Quote all entries in full, exactly.

Data items

--------------------------------

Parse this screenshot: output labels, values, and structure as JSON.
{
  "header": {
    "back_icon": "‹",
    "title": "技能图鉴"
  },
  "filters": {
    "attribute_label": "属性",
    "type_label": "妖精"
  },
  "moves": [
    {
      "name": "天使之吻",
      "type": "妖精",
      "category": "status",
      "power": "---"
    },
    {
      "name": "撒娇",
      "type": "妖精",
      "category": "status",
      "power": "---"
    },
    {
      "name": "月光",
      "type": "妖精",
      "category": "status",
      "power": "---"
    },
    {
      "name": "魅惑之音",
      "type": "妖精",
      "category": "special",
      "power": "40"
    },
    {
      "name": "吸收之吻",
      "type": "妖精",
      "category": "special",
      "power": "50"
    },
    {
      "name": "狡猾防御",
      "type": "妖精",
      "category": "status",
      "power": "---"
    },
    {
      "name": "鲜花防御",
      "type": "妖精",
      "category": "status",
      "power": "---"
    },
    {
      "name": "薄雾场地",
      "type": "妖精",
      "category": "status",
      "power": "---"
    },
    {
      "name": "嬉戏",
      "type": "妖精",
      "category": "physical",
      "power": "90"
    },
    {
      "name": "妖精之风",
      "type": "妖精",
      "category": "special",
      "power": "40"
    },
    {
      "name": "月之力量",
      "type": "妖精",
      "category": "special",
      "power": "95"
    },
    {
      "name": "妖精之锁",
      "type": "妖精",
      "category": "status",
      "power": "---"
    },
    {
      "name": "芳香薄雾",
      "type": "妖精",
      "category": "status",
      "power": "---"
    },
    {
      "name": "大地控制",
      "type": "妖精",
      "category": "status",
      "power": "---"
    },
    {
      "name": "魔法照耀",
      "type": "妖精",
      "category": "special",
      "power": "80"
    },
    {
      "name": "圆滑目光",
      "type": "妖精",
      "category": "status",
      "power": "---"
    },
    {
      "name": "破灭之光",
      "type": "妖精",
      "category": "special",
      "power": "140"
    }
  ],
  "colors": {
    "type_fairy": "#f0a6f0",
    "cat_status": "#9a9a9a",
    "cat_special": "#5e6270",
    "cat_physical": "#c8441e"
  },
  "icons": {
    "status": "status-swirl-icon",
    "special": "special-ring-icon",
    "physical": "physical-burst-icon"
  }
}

--------------------------------

# EXERCISE SOLUTION
Parse this screenshot: output labels, values, and structure as JSON.
{
  "header": {
    "back_icon": "‹",
    "title": "技能图鉴"
  },
  "filters": {
    "attribute_label": "属性",
    "type_label": "妖精"
  },
  "moves": [
    {
      "name": "天使之吻",
      "type": "妖精",
      "category": "status",
      "power": "---"
    },
    {
      "name": "撒娇",
      "type": "妖精",
      "category": "status",
      "power": "---"
    },
    {
      "name": "月光",
      "type": "妖精",
      "category": "status",
      "power": "---"
    },
    {
      "name": "魅惑之音",
      "type": "妖精",
      "category": "special",
      "power": "40"
    },
    {
      "name": "吸收之吻",
      "type": "妖精",
      "category": "special",
      "power": "50"
    },
    {
      "name": "狡猾防御",
      "type": "妖精",
      "category": "status",
      "power": "---"
    },
    {
      "name": "鲜花防御",
      "type": "妖精",
      "category": "status",
      "power": "---"
    },
    {
      "name": "薄雾场地",
      "type": "妖精",
      "category": "status",
      "power": "---"
    },
    {
      "name": "嬉戏",
      "type": "妖精",
      "category": "physical",
      "power": "90"
    },
    {
      "name": "妖精之风",
      "type": "妖精",
      "category": "special",
      "power": "40"
    },
    {
      "name": "月之力量",
      "type": "妖精",
      "category": "special",
      "power": "95"
    },
    {
      "name": "妖精之锁",
      "type": "妖精",
      "category": "status",
      "power": "---"
    },
    {
      "name": "芳香薄雾",
      "type": "妖精",
      "category": "status",
      "power": "---"
    },
    {
      "name": "大地控制",
      "type": "妖精",
      "category": "status",
      "power": "---"
    },
    {
      "name": "魔法照耀",
      "type": "妖精",
      "category": "special",
      "power": "80"
    },
    {
      "name": "圆滑目光",
      "type": "妖精",
      "category": "status",
      "power": "---"
    },
    {
      "name": "破灭之光",
      "type": "妖精",
      "category": "special",
      "power": "140"
    }
  ],
  "colors": {
    "type_fairy": "#f0a6f0",
    "cat_status": "#9a9a9a",
    "cat_special": "#5e6270",
    "cat_physical": "#c8441e"
  },
  "icons": {
    "status": "status-swirl-icon",
    "special": "special-ring-icon",
    "physical": "physical-burst-icon"
  }
}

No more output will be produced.